Work to complete: Report every line in the listing below where the string "name" shows up.

Data section:
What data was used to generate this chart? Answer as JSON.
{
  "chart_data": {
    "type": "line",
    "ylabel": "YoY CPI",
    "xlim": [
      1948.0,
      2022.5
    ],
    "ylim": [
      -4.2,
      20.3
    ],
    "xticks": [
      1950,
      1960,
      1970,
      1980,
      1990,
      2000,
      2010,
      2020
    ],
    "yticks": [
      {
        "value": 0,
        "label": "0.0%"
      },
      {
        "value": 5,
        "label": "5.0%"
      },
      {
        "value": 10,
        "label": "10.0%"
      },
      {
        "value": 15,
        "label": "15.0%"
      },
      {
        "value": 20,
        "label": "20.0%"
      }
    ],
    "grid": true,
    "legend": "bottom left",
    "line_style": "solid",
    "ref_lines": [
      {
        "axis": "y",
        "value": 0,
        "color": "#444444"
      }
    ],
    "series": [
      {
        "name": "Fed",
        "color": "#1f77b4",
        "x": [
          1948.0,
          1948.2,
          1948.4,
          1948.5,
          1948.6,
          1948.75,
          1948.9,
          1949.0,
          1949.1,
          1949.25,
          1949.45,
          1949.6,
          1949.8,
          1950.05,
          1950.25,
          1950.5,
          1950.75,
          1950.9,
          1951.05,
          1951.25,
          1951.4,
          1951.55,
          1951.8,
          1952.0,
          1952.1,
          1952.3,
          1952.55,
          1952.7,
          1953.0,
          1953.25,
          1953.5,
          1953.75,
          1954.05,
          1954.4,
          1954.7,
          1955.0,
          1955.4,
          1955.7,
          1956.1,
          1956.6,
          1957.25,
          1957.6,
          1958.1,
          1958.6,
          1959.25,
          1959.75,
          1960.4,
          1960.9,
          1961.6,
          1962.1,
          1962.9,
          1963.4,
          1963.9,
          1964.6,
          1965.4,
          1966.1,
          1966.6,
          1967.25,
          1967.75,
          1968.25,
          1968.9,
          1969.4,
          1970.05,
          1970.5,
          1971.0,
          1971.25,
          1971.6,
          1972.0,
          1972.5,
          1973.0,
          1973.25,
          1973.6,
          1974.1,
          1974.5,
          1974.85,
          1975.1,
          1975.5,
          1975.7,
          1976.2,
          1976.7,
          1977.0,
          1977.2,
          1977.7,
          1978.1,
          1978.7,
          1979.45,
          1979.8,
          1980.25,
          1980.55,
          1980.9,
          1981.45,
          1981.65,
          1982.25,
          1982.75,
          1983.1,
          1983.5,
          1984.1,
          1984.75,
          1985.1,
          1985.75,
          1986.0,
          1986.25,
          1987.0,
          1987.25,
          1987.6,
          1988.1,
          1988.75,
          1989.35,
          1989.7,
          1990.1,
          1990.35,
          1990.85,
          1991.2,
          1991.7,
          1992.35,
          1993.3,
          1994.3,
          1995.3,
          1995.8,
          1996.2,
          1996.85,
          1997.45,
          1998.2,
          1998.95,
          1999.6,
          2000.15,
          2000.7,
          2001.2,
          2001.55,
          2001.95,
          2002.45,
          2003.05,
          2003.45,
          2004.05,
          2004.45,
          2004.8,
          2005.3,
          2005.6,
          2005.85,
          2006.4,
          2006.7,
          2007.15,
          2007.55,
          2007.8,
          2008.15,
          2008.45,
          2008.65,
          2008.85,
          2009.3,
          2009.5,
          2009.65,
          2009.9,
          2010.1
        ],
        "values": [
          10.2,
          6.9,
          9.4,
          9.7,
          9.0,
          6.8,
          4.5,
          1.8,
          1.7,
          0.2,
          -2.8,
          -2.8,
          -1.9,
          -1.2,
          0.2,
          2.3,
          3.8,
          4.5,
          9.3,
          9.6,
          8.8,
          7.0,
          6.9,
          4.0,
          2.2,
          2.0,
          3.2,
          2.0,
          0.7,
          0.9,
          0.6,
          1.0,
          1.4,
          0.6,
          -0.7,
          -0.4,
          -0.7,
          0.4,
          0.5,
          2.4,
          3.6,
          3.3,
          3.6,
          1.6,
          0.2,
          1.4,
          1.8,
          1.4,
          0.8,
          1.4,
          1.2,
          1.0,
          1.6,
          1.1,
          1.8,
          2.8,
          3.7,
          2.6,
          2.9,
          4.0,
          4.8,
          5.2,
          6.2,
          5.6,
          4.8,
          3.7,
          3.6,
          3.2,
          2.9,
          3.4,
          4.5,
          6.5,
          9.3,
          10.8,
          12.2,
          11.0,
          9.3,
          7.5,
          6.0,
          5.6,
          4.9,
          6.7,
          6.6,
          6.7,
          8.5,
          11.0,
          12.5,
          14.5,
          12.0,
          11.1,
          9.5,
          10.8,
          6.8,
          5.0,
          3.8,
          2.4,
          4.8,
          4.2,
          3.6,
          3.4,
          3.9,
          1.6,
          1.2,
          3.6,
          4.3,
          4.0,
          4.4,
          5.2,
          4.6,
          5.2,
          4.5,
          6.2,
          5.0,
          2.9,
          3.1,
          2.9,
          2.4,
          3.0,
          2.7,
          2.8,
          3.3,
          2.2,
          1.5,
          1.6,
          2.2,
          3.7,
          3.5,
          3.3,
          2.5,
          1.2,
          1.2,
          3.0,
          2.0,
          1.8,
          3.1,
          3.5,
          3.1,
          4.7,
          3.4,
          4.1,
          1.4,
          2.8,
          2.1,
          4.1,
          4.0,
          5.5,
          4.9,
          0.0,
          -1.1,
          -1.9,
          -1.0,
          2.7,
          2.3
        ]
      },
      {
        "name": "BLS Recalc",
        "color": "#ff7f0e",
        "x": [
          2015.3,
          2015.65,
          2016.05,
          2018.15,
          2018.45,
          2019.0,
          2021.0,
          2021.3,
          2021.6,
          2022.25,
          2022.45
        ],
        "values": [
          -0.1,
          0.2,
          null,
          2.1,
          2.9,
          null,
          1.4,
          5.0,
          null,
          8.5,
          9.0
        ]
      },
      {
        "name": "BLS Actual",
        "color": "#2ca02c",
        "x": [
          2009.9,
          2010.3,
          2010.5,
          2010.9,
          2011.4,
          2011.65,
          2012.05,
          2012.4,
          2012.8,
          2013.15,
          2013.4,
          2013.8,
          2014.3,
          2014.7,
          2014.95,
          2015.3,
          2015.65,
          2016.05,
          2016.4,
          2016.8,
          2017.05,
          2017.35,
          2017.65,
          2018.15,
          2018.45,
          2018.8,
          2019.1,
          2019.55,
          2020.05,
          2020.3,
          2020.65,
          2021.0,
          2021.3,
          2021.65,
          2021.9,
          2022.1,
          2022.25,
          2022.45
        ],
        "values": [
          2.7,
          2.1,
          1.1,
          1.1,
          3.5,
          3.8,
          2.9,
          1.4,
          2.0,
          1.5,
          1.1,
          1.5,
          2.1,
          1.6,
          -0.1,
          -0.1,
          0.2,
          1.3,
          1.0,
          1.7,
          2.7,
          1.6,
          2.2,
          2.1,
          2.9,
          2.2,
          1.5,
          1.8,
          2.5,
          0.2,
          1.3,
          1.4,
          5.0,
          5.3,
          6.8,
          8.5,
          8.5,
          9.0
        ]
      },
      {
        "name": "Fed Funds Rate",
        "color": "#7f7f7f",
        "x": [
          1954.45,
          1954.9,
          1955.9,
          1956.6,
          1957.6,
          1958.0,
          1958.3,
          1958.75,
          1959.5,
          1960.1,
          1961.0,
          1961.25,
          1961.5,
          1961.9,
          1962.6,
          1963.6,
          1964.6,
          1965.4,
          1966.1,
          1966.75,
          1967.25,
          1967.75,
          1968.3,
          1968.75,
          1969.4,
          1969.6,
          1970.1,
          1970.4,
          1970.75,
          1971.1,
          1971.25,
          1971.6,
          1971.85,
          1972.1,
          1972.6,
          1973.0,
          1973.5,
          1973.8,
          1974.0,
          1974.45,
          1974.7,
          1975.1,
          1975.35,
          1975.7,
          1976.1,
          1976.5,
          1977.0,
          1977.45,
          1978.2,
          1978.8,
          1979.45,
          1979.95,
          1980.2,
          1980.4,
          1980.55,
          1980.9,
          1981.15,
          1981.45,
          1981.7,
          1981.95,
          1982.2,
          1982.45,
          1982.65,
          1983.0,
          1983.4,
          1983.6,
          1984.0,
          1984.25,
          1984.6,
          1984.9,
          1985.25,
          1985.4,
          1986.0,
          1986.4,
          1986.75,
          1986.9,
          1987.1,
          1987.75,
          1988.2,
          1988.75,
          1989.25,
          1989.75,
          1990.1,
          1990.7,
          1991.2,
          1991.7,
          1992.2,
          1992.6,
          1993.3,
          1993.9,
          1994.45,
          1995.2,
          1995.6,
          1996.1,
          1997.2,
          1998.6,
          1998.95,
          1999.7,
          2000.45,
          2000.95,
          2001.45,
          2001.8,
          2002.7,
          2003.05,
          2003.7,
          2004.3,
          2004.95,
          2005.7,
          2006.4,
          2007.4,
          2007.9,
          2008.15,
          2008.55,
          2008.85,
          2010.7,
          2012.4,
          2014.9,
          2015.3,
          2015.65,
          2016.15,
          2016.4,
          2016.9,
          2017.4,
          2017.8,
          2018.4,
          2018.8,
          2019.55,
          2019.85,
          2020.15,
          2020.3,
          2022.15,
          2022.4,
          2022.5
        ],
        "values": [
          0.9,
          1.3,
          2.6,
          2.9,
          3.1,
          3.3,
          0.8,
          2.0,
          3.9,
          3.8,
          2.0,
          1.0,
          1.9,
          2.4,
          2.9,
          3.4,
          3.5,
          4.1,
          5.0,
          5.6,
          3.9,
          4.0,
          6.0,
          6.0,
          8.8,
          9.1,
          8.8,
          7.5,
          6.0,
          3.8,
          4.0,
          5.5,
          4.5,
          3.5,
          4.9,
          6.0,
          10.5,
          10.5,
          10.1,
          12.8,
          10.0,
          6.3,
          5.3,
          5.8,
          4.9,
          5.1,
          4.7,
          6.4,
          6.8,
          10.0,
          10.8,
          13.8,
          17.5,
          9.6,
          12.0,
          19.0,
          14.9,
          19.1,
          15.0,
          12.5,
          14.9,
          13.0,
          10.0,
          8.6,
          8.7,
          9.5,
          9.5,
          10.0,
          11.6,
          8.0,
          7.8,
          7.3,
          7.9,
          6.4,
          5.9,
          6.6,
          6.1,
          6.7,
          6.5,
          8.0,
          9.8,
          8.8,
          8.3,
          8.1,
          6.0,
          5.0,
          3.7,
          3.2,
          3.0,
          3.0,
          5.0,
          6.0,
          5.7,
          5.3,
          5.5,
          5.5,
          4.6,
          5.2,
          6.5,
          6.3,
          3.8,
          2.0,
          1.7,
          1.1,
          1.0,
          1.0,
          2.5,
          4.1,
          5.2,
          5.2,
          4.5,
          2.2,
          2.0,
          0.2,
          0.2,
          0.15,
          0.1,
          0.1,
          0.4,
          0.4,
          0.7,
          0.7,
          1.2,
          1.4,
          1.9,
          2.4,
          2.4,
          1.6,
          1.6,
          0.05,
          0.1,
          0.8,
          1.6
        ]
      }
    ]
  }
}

Final result:
        "name": "Fed",
        "name": "BLS Recalc",
        "name": "BLS Actual",
        "name": "Fed Funds Rate",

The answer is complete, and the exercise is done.